■ **Entries provided**:

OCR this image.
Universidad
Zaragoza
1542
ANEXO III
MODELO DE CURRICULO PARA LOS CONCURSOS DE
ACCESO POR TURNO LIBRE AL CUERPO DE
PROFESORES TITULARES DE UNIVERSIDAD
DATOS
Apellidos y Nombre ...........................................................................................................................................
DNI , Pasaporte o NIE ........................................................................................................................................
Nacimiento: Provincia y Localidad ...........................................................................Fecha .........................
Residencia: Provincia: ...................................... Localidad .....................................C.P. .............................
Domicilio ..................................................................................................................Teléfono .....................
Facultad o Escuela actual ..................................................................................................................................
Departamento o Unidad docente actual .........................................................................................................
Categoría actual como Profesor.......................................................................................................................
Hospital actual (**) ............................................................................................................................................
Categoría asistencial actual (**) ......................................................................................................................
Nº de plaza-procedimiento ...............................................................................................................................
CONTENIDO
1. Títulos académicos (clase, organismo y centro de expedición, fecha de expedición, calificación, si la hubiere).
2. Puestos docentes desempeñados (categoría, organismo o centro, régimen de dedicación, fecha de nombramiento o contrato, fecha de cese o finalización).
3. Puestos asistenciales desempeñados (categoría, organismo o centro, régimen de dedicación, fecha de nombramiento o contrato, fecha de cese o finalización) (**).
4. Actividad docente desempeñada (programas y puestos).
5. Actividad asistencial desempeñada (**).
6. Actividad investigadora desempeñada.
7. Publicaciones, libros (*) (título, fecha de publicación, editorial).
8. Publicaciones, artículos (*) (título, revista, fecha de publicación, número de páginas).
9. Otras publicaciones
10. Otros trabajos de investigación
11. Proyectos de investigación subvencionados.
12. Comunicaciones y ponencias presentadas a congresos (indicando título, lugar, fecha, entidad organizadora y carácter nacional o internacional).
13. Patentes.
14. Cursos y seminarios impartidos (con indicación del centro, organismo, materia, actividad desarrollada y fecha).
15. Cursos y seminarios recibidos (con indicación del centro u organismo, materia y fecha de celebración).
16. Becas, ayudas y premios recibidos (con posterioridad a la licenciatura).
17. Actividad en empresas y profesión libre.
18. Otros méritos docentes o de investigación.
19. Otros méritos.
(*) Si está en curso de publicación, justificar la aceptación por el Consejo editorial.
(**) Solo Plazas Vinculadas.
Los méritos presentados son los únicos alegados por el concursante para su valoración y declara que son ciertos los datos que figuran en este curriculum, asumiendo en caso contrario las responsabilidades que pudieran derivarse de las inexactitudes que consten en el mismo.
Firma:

■ **What you will do**:
Copy out the material word for word and line for line.

■ **Reply to the exercise**:
OCR this image.
Universidad
Zaragoza
1542
ANEXO III
MODELO DE CURRICULO PARA LOS CONCURSOS DE
ACCESO POR TURNO LIBRE AL CUERPO DE
PROFESORES TITULARES DE UNIVERSIDAD
DATOS
Apellidos y Nombre ...........................................................................................................................................
DNI , Pasaporte o NIE ........................................................................................................................................
Nacimiento: Provincia y Localidad ...........................................................................Fecha .........................
Residencia: Provincia: ...................................... Localidad .....................................C.P. .............................
Domicilio ..................................................................................................................Teléfono .....................
Facultad o Escuela actual ..................................................................................................................................
Departamento o Unidad docente actual .........................................................................................................
Categoría actual como Profesor.......................................................................................................................
Hospital actual (**) ............................................................................................................................................
Categoría asistencial actual (**) ......................................................................................................................
Nº de plaza-procedimiento ...............................................................................................................................
CONTENIDO
1. Títulos académicos (clase, organismo y centro de expedición, fecha de expedición, calificación, si la hubiere).
2. Puestos docentes desempeñados (categoría, organismo o centro, régimen de dedicación, fecha de nombramiento o contrato, fecha de cese o finalización).
3. Puestos asistenciales desempeñados (categoría, organismo o centro, régimen de dedicación, fecha de nombramiento o contrato, fecha de cese o finalización) (**).
4. Actividad docente desempeñada (programas y puestos).
5. Actividad asistencial desempeñada (**).
6. Actividad investigadora desempeñada.
7. Publicaciones, libros (*) (título, fecha de publicación, editorial).
8. Publicaciones, artículos (*) (título, revista, fecha de publicación, número de páginas).
9. Otras publicaciones
10. Otros trabajos de investigación
11. Proyectos de investigación subvencionados.
12. Comunicaciones y ponencias presentadas a congresos (indicando título, lugar, fecha, entidad organizadora y carácter nacional o internacional).
13. Patentes.
14. Cursos y seminarios impartidos (con indicación del centro, organismo, materia, actividad desarrollada y fecha).
15. Cursos y seminarios recibidos (con indicación del centro u organismo, materia y fecha de celebración).
16. Becas, ayudas y premios recibidos (con posterioridad a la licenciatura).
17. Actividad en empresas y profesión libre.
18. Otros méritos docentes o de investigación.
19. Otros méritos.
(*) Si está en curso de publicación, justificar la aceptación por el Consejo editorial.
(**) Solo Plazas Vinculadas.
Los méritos presentados son los únicos alegados por el concursante para su valoración y declara que son ciertos los datos que figuran en este curriculum, asumiendo en caso contrario las responsabilidades que pudieran derivarse de las inexactitudes que consten en el mismo.
Firma:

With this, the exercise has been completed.